• [Stored items]
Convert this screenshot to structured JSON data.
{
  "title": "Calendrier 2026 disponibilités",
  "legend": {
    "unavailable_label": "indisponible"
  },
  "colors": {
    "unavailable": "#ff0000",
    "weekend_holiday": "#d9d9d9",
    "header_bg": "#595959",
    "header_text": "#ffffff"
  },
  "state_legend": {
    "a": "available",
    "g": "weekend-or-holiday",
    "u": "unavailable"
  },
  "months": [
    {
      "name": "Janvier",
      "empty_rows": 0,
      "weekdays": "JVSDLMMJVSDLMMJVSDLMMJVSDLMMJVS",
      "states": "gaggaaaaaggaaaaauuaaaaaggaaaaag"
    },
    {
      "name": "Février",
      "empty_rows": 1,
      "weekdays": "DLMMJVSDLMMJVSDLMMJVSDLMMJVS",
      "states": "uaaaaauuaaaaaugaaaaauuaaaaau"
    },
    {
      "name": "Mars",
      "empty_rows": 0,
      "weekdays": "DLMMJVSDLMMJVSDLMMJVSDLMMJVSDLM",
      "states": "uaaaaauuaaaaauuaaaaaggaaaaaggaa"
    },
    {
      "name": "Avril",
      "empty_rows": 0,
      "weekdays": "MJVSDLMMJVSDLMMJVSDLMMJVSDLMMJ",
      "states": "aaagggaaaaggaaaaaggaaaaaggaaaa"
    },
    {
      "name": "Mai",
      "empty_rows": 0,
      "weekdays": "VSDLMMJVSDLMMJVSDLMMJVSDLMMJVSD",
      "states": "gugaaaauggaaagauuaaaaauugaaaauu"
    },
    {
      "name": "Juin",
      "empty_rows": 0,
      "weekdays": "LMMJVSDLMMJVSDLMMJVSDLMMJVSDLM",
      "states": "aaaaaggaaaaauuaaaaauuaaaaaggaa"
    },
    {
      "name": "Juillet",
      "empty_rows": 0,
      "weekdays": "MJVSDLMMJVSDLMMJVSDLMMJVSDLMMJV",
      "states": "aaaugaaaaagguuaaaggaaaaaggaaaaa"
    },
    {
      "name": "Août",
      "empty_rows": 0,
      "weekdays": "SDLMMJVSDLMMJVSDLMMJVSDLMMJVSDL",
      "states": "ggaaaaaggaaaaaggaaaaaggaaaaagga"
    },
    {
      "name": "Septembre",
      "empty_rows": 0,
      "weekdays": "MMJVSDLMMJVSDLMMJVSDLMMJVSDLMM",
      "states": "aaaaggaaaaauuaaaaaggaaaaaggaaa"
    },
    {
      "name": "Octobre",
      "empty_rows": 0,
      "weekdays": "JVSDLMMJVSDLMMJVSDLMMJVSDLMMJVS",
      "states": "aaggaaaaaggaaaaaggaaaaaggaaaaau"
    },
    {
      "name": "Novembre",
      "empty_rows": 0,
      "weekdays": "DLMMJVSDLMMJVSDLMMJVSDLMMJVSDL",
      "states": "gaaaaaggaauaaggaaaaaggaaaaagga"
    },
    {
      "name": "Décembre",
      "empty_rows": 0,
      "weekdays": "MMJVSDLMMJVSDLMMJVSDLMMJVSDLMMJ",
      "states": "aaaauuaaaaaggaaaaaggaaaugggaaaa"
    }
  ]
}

• [Goal]
Take the listing above and write it out again exactly.

• [Reply to the task]
Convert this screenshot to structured JSON data.
{
  "title": "Calendrier 2026 disponibilités",
  "legend": {
    "unavailable_label": "indisponible"
  },
  "colors": {
    "unavailable": "#ff0000",
    "weekend_holiday": "#d9d9d9",
    "header_bg": "#595959",
    "header_text": "#ffffff"
  },
  "state_legend": {
    "a": "available",
    "g": "weekend-or-holiday",
    "u": "unavailable"
  },
  "months": [
    {
      "name": "Janvier",
      "empty_rows": 0,
      "weekdays": "JVSDLMMJVSDLMMJVSDLMMJVSDLMMJVS",
      "states": "gaggaaaaaggaaaaauuaaaaaggaaaaag"
    },
    {
      "name": "Février",
      "empty_rows": 1,
      "weekdays": "DLMMJVSDLMMJVSDLMMJVSDLMMJVS",
      "states": "uaaaaauuaaaaaugaaaaauuaaaaau"
    },
    {
      "name": "Mars",
      "empty_rows": 0,
      "weekdays": "DLMMJVSDLMMJVSDLMMJVSDLMMJVSDLM",
      "states": "uaaaaauuaaaaauuaaaaaggaaaaaggaa"
    },
    {
      "name": "Avril",
      "empty_rows": 0,
      "weekdays": "MJVSDLMMJVSDLMMJVSDLMMJVSDLMMJ",
      "states": "aaagggaaaaggaaaaaggaaaaaggaaaa"
    },
    {
      "name": "Mai",
      "empty_rows": 0,
      "weekdays": "VSDLMMJVSDLMMJVSDLMMJVSDLMMJVSD",
      "states": "gugaaaauggaaagauuaaaaauugaaaauu"
    },
    {
      "name": "Juin",
      "empty_rows": 0,
      "weekdays": "LMMJVSDLMMJVSDLMMJVSDLMMJVSDLM",
      "states": "aaaaaggaaaaauuaaaaauuaaaaaggaa"
    },
    {
      "name": "Juillet",
      "empty_rows": 0,
      "weekdays": "MJVSDLMMJVSDLMMJVSDLMMJVSDLMMJV",
      "states": "aaaugaaaaagguuaaaggaaaaaggaaaaa"
    },
    {
      "name": "Août",
      "empty_rows": 0,
      "weekdays": "SDLMMJVSDLMMJVSDLMMJVSDLMMJVSDL",
      "states": "ggaaaaaggaaaaaggaaaaaggaaaaagga"
    },
    {
      "name": "Septembre",
      "empty_rows": 0,
      "weekdays": "MMJVSDLMMJVSDLMMJVSDLMMJVSDLMM",
      "states": "aaaaggaaaaauuaaaaaggaaaaaggaaa"
    },
    {
      "name": "Octobre",
      "empty_rows": 0,
      "weekdays": "JVSDLMMJVSDLMMJVSDLMMJVSDLMMJVS",
      "states": "aaggaaaaaggaaaaaggaaaaaggaaaaau"
    },
    {
      "name": "Novembre",
      "empty_rows": 0,
      "weekdays": "DLMMJVSDLMMJVSDLMMJVSDLMMJVSDL",
      "states": "gaaaaaggaauaaggaaaaaggaaaaagga"
    },
    {
      "name": "Décembre",
      "empty_rows": 0,
      "weekdays": "MMJVSDLMMJVSDLMMJVSDLMMJVSDLMMJ",
      "states": "aaaauuaaaaaggaaaaaggaaaugggaaaa"
    }
  ]
}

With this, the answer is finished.